(Extracted records)
** START **

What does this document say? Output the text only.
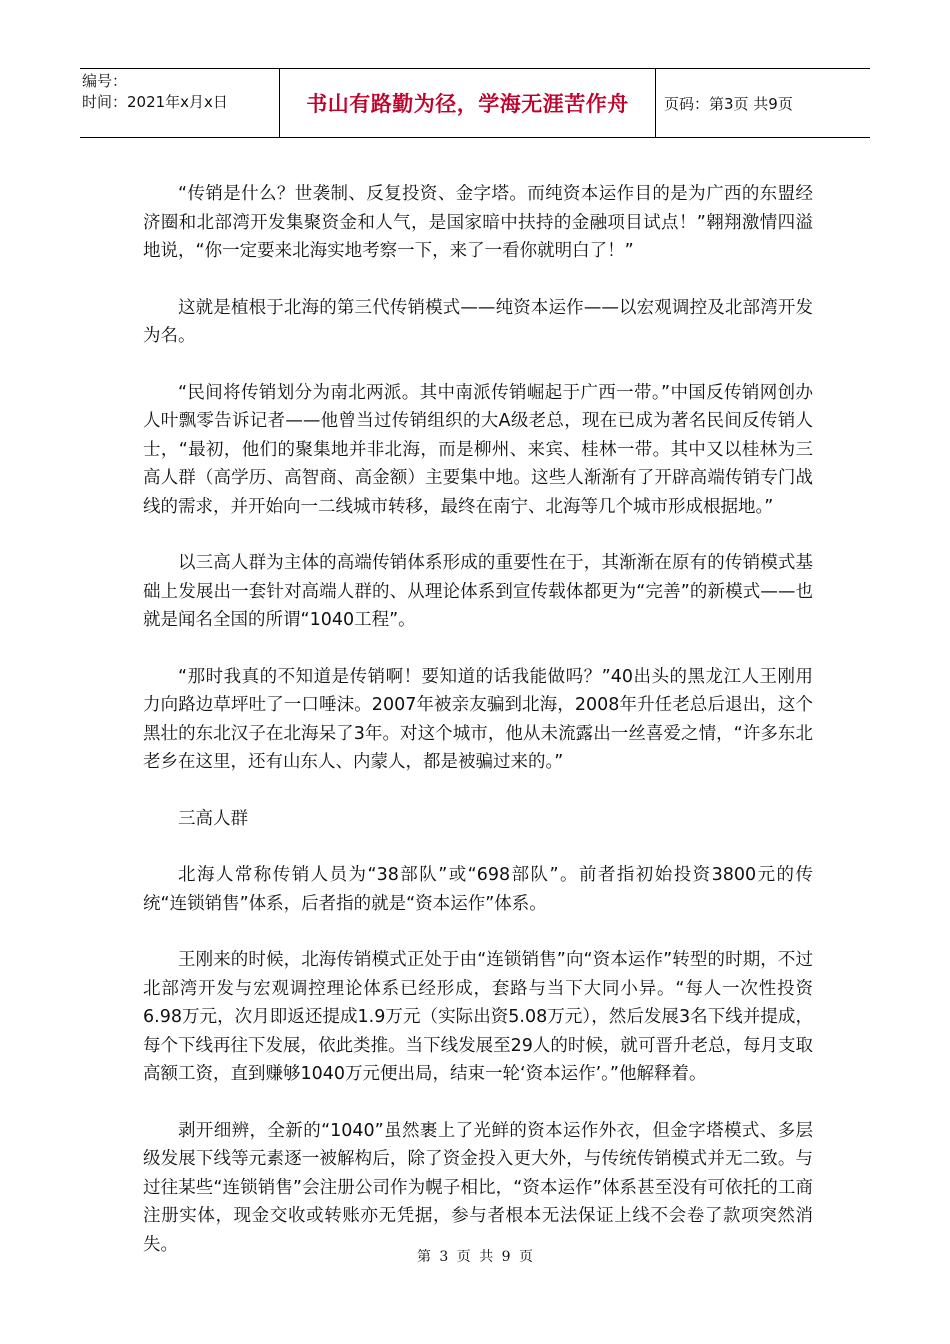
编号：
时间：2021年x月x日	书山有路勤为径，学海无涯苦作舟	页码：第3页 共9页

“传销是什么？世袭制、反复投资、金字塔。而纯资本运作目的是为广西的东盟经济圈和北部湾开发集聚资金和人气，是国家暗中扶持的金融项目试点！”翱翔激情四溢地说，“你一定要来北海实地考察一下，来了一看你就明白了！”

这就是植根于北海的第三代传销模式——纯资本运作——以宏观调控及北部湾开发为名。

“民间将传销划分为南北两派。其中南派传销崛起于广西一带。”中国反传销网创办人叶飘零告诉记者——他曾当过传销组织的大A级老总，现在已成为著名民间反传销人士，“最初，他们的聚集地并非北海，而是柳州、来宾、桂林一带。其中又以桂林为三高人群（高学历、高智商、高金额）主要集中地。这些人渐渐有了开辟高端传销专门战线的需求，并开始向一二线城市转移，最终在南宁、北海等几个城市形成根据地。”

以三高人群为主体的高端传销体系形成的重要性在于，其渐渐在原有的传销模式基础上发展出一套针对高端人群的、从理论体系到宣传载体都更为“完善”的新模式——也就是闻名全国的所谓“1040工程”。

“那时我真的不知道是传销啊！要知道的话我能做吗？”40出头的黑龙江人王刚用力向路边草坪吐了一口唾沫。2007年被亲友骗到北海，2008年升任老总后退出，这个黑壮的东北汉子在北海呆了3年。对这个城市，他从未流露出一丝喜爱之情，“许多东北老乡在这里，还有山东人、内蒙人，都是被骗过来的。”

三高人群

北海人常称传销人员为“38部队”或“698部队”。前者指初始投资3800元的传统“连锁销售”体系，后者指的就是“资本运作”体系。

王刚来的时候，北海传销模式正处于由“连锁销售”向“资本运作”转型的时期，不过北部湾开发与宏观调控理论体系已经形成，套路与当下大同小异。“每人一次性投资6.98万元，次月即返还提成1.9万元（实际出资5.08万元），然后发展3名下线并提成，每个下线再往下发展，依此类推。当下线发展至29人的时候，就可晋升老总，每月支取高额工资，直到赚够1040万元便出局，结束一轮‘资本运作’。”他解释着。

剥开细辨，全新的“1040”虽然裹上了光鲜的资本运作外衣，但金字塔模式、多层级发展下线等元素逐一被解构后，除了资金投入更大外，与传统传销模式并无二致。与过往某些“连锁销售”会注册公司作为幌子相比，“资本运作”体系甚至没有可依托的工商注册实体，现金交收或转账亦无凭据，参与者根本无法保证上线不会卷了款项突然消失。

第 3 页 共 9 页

** END **
** START **

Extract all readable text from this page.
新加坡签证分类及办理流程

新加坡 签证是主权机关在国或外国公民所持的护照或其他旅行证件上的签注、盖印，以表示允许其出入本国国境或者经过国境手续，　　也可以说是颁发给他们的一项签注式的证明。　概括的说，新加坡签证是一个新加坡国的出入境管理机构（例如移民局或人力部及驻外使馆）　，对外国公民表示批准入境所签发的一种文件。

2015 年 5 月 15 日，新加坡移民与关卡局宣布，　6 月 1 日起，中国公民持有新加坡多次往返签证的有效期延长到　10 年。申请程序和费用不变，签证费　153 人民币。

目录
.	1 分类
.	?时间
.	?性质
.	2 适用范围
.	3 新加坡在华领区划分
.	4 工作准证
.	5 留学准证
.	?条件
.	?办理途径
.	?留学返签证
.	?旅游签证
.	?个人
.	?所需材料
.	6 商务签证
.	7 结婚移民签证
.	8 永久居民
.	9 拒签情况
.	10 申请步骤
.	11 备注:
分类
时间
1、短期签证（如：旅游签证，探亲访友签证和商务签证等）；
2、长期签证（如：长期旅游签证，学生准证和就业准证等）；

** END **

Pick out the lines above that hold the string "text" and show them.

What does this document say? Output the text only.
Extract all readable text from this page.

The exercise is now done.